- **Compito assegnato A**:
Puoi ricopiare senza alcuna modifica tutte le righe di disposizione spaziale, dalla prima all'ultima?
- **Compito assegnato B**:
Continua il testo sui diritti d'uso delle acque nelle Valli di Lanzo, ripartendo dopo la sua ultima frase.

- **Testo del documento**:
-------------------------
L’acqua contesa

9 febbraio 2017

Per secoli, fino alla metà del 1800 l’acqua fu una risorsa, e qualche volta un problema, soprattutto valligiano. I montanari ne beneficiavano a proprio piacimento e le norme ne favorivano una sostanziale deregolamentazione. Già nel Trecento, i diritti sulle acque delle Valli di Lanzo erano di pertinenza della marchesa Margherita di Savoia che lasciò traccia del rilascio di agevolazioni e privilegi relativi alla Stura. Alla sua morte il conte Amedeo VI che le succedette, attestò il libero uso di tutte le acque del territorio ai suoi abitanti, cui era consentita la possibilità di costruire mulini, di effettuare derivazioni per l’irrigazione, per l’uso domestico o per l’abbeveraggio del bestiame senza che fosse dovuto in cambio alcun compenso. Analoghe conferme si ebbero ancora nel 1621, quando i rappresentanti dei Comuni delle valli di Tesso e Stura facenti parte del Marchesato di Lanzo, ottennero vitali e significative concessioni a favore delle popolazioni valligiane, con libertà estremamente innovative verso la collettività e nella regolamentazione dell’uso delle acque.
-------------------------
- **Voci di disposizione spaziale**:
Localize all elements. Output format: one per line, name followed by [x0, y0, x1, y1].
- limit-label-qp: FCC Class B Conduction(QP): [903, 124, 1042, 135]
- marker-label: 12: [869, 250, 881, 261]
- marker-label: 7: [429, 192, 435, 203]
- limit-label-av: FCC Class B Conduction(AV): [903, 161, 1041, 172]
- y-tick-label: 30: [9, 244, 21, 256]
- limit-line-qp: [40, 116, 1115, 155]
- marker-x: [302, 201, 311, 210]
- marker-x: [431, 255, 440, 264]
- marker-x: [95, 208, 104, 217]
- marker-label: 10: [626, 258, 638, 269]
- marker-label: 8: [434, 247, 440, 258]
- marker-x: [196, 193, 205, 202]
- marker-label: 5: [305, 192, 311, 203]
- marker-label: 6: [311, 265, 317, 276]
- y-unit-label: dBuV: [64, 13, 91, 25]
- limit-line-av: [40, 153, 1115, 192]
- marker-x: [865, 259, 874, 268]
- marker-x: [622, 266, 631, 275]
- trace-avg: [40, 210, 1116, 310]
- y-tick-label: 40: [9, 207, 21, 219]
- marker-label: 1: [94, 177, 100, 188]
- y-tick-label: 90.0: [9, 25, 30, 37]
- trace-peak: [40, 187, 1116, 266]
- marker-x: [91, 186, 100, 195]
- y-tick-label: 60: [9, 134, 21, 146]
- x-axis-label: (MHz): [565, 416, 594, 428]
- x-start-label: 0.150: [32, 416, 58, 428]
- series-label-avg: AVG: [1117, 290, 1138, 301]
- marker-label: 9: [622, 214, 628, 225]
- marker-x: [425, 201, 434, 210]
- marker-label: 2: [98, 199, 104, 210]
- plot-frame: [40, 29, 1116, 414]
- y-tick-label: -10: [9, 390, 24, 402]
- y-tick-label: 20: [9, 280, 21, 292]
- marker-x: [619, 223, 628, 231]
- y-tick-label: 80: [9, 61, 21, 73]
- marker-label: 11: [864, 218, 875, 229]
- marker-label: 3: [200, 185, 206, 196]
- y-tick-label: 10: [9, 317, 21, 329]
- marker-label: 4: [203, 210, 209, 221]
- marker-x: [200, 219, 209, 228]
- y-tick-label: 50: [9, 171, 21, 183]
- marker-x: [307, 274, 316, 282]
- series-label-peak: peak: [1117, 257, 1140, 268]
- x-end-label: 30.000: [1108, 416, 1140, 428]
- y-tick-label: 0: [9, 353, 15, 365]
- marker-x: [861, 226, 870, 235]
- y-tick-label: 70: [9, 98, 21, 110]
-------------------------
- **Risultato A**:
Localize all elements. Output format: one per line, name followed by [x0, y0, x1, y1].
- limit-label-qp: FCC Class B Conduction(QP): [903, 124, 1042, 135]
- marker-label: 12: [869, 250, 881, 261]
- marker-label: 7: [429, 192, 435, 203]
- limit-label-av: FCC Class B Conduction(AV): [903, 161, 1041, 172]
- y-tick-label: 30: [9, 244, 21, 256]
- limit-line-qp: [40, 116, 1115, 155]
- marker-x: [302, 201, 311, 210]
- marker-x: [431, 255, 440, 264]
- marker-x: [95, 208, 104, 217]
- marker-label: 10: [626, 258, 638, 269]
- marker-label: 8: [434, 247, 440, 258]
- marker-x: [196, 193, 205, 202]
- marker-label: 5: [305, 192, 311, 203]
- marker-label: 6: [311, 265, 317, 276]
- y-unit-label: dBuV: [64, 13, 91, 25]
- limit-line-av: [40, 153, 1115, 192]
- marker-x: [865, 259, 874, 268]
- marker-x: [622, 266, 631, 275]
- trace-avg: [40, 210, 1116, 310]
- y-tick-label: 40: [9, 207, 21, 219]
- marker-label: 1: [94, 177, 100, 188]
- y-tick-label: 90.0: [9, 25, 30, 37]
- trace-peak: [40, 187, 1116, 266]
- marker-x: [91, 186, 100, 195]
- y-tick-label: 60: [9, 134, 21, 146]
- x-axis-label: (MHz): [565, 416, 594, 428]
- x-start-label: 0.150: [32, 416, 58, 428]
- series-label-avg: AVG: [1117, 290, 1138, 301]
- marker-label: 9: [622, 214, 628, 225]
- marker-x: [425, 201, 434, 210]
- marker-label: 2: [98, 199, 104, 210]
- plot-frame: [40, 29, 1116, 414]
- y-tick-label: -10: [9, 390, 24, 402]
- y-tick-label: 20: [9, 280, 21, 292]
- marker-x: [619, 223, 628, 231]
- y-tick-label: 80: [9, 61, 21, 73]
- marker-label: 11: [864, 218, 875, 229]
- marker-label: 3: [200, 185, 206, 196]
- y-tick-label: 10: [9, 317, 21, 329]
- marker-label: 4: [203, 210, 209, 221]
- marker-x: [200, 219, 209, 228]
- y-tick-label: 50: [9, 171, 21, 183]
- marker-x: [307, 274, 316, 282]
- series-label-peak: peak: [1117, 257, 1140, 268]
- x-end-label: 30.000: [1108, 416, 1140, 428]
- y-tick-label: 0: [9, 353, 15, 365]
- marker-x: [861, 226, 870, 235]
- y-tick-label: 70: [9, 98, 21, 110]

- **Risultato B**:
Lo spartiacque (è proprio il caso di dirlo) tra prima e dopo va fissato a fine Ottocento, quando l’interesse nei confronti delle acque alpestri assunse un rilievo per certi versi smisurato. Non si trattava più di sostenere la schiva e modesta quotidianità degli ignari autoctoni aggrappati alle loro valli, ma si cominciava a calcolare la conversione di quello che era stato fino ad allora un impalpabile bene comune in risorsa economica per qualcuno. L’incremento demografico e l’espansione industriale delle città, infatti, richiedeva esponenzialmente un crescente utilizzo di acqua potabile e di elettricità.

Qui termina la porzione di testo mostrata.